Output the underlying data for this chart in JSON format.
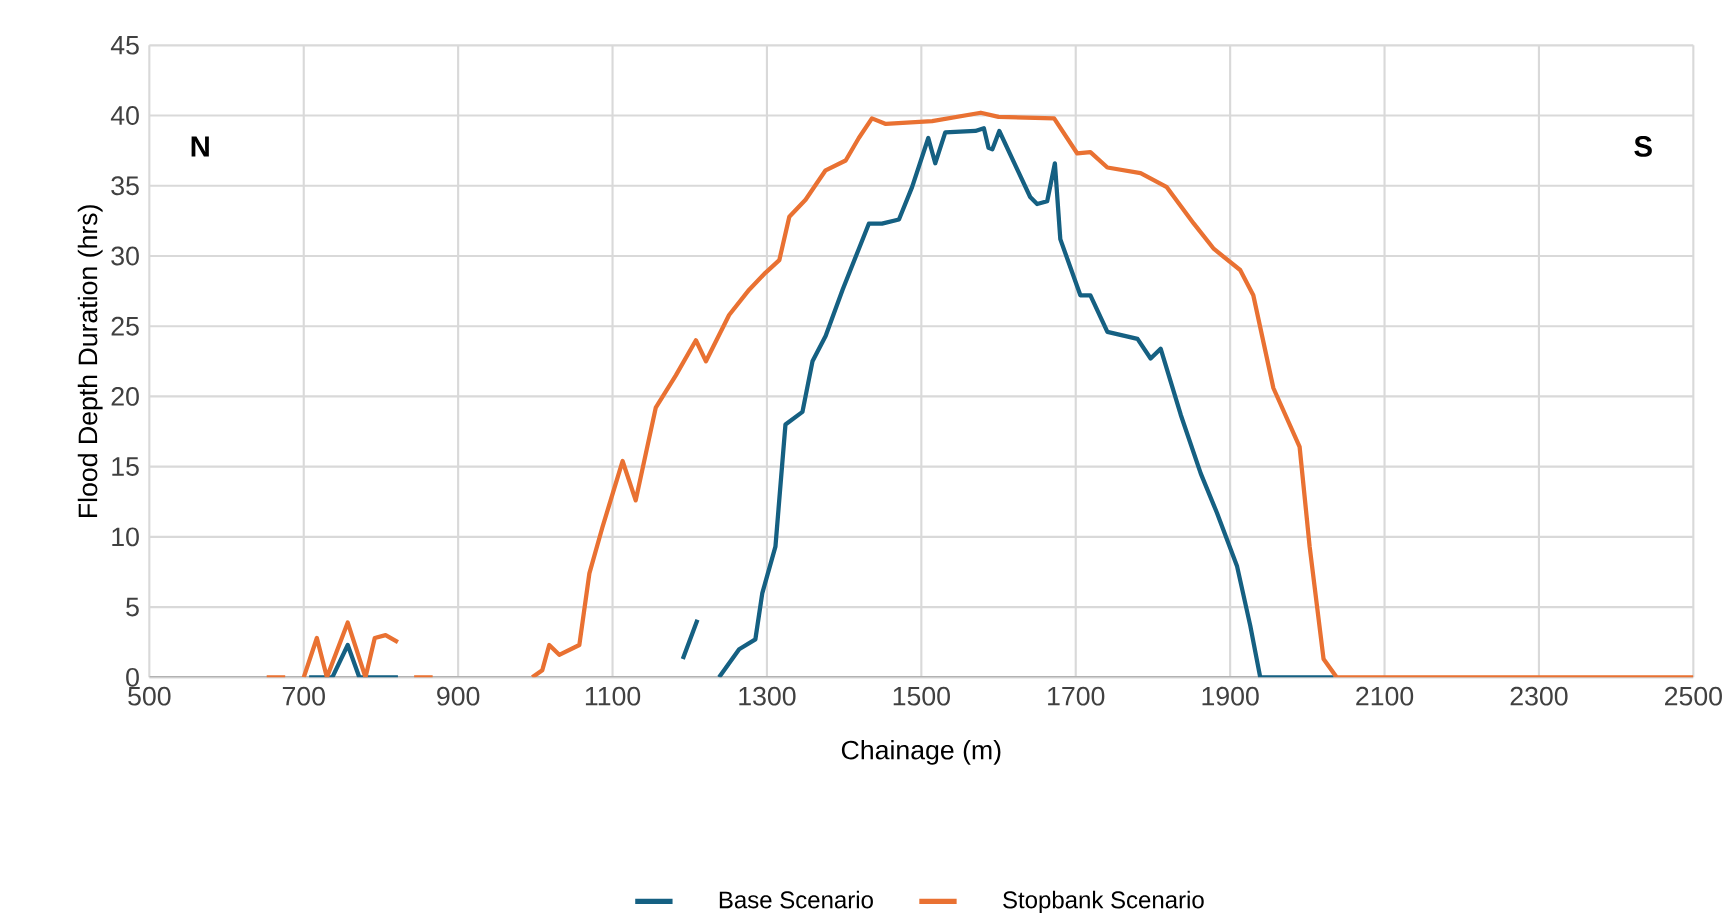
{
  "chart_data": {
    "type": "line",
    "xlabel": "Chainage (m)",
    "ylabel": "Flood Depth Duration (hrs)",
    "annotations": [
      "N",
      "S"
    ],
    "xlim": [
      500,
      2500
    ],
    "xticks": [
      500,
      700,
      900,
      1100,
      1300,
      1500,
      1700,
      1900,
      2100,
      2300,
      2500
    ],
    "ylim": [
      0,
      45
    ],
    "yticks": [
      0,
      5,
      10,
      15,
      20,
      25,
      30,
      35,
      40,
      45
    ],
    "grid": true,
    "legend": "bottom",
    "series": [
      {
        "name": "Base Scenario",
        "color": "#156082",
        "x": [
          707,
          737,
          757,
          772,
          822,
          1000,
          1191,
          1210,
          1225,
          1238,
          1264,
          1285,
          1294,
          1311,
          1324,
          1346,
          1359,
          1376,
          1398,
          1419,
          1432,
          1449,
          1471,
          1488,
          1509,
          1518,
          1531,
          1570,
          1581,
          1587,
          1592,
          1601,
          1641,
          1650,
          1663,
          1673,
          1680,
          1706,
          1719,
          1741,
          1780,
          1797,
          1810,
          1836,
          1862,
          1883,
          1909,
          1926,
          1939,
          2034
        ],
        "values": [
          0,
          0,
          2.3,
          0,
          0,
          null,
          1.3,
          4.1,
          null,
          0,
          2.0,
          2.7,
          6.0,
          9.3,
          18.0,
          18.9,
          22.5,
          24.3,
          27.6,
          30.5,
          32.3,
          32.3,
          32.6,
          34.9,
          38.4,
          36.6,
          38.8,
          38.9,
          39.1,
          37.7,
          37.6,
          38.9,
          34.2,
          33.7,
          33.9,
          36.6,
          31.2,
          27.2,
          27.2,
          24.6,
          24.1,
          22.7,
          23.4,
          18.7,
          14.5,
          11.7,
          7.9,
          3.7,
          0,
          0
        ]
      },
      {
        "name": "Stopbank Scenario",
        "color": "#e97132",
        "x": [
          652,
          676,
          685,
          700,
          717,
          730,
          757,
          780,
          792,
          806,
          822,
          835,
          843,
          867,
          930,
          996,
          1009,
          1018,
          1031,
          1057,
          1070,
          1087,
          1113,
          1130,
          1156,
          1182,
          1208,
          1221,
          1251,
          1277,
          1298,
          1316,
          1329,
          1350,
          1376,
          1402,
          1419,
          1436,
          1454,
          1514,
          1577,
          1600,
          1672,
          1702,
          1719,
          1741,
          1784,
          1818,
          1853,
          1879,
          1913,
          1930,
          1956,
          1990,
          2003,
          2021,
          2038,
          2500
        ],
        "values": [
          0,
          0,
          null,
          0,
          2.8,
          0,
          3.9,
          0,
          2.8,
          3.0,
          2.5,
          null,
          0,
          0,
          null,
          0,
          0.5,
          2.3,
          1.6,
          2.3,
          7.4,
          10.7,
          15.4,
          12.6,
          19.2,
          21.5,
          24.0,
          22.5,
          25.8,
          27.6,
          28.8,
          29.7,
          32.8,
          34.0,
          36.1,
          36.8,
          38.4,
          39.8,
          39.4,
          39.6,
          40.2,
          39.9,
          39.8,
          37.3,
          37.4,
          36.3,
          35.9,
          34.9,
          32.3,
          30.5,
          29.0,
          27.2,
          20.6,
          16.4,
          9.3,
          1.3,
          0,
          0
        ]
      }
    ]
  }
}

• [EXERCISE]: Leave out all pictures, then copy the remaining material exactly.

• [ANSWER FOR THIS EXERCISE]:
Output the underlying data for this chart in JSON format.
{
  "chart_data": {
    "type": "line",
    "xlabel": "Chainage (m)",
    "ylabel": "Flood Depth Duration (hrs)",
    "annotations": [
      "N",
      "S"
    ],
    "xlim": [
      500,
      2500
    ],
    "xticks": [
      500,
      700,
      900,
      1100,
      1300,
      1500,
      1700,
      1900,
      2100,
      2300,
      2500
    ],
    "ylim": [
      0,
      45
    ],
    "yticks": [
      0,
      5,
      10,
      15,
      20,
      25,
      30,
      35,
      40,
      45
    ],
    "grid": true,
    "legend": "bottom",
    "series": [
      {
        "name": "Base Scenario",
        "color": "#156082",
        "x": [
          707,
          737,
          757,
          772,
          822,
          1000,
          1191,
          1210,
          1225,
          1238,
          1264,
          1285,
          1294,
          1311,
          1324,
          1346,
          1359,
          1376,
          1398,
          1419,
          1432,
          1449,
          1471,
          1488,
          1509,
          1518,
          1531,
          1570,
          1581,
          1587,
          1592,
          1601,
          1641,
          1650,
          1663,
          1673,
          1680,
          1706,
          1719,
          1741,
          1780,
          1797,
          1810,
          1836,
          1862,
          1883,
          1909,
          1926,
          1939,
          2034
        ],
        "values": [
          0,
          0,
          2.3,
          0,
          0,
          null,
          1.3,
          4.1,
          null,
          0,
          2.0,
          2.7,
          6.0,
          9.3,
          18.0,
          18.9,
          22.5,
          24.3,
          27.6,
          30.5,
          32.3,
          32.3,
          32.6,
          34.9,
          38.4,
          36.6,
          38.8,
          38.9,
          39.1,
          37.7,
          37.6,
          38.9,
          34.2,
          33.7,
          33.9,
          36.6,
          31.2,
          27.2,
          27.2,
          24.6,
          24.1,
          22.7,
          23.4,
          18.7,
          14.5,
          11.7,
          7.9,
          3.7,
          0,
          0
        ]
      },
      {
        "name": "Stopbank Scenario",
        "color": "#e97132",
        "x": [
          652,
          676,
          685,
          700,
          717,
          730,
          757,
          780,
          792,
          806,
          822,
          835,
          843,
          867,
          930,
          996,
          1009,
          1018,
          1031,
          1057,
          1070,
          1087,
          1113,
          1130,
          1156,
          1182,
          1208,
          1221,
          1251,
          1277,
          1298,
          1316,
          1329,
          1350,
          1376,
          1402,
          1419,
          1436,
          1454,
          1514,
          1577,
          1600,
          1672,
          1702,
          1719,
          1741,
          1784,
          1818,
          1853,
          1879,
          1913,
          1930,
          1956,
          1990,
          2003,
          2021,
          2038,
          2500
        ],
        "values": [
          0,
          0,
          null,
          0,
          2.8,
          0,
          3.9,
          0,
          2.8,
          3.0,
          2.5,
          null,
          0,
          0,
          null,
          0,
          0.5,
          2.3,
          1.6,
          2.3,
          7.4,
          10.7,
          15.4,
          12.6,
          19.2,
          21.5,
          24.0,
          22.5,
          25.8,
          27.6,
          28.8,
          29.7,
          32.8,
          34.0,
          36.1,
          36.8,
          38.4,
          39.8,
          39.4,
          39.6,
          40.2,
          39.9,
          39.8,
          37.3,
          37.4,
          36.3,
          35.9,
          34.9,
          32.3,
          30.5,
          29.0,
          27.2,
          20.6,
          16.4,
          9.3,
          1.3,
          0,
          0
        ]
      }
    ]
  }
}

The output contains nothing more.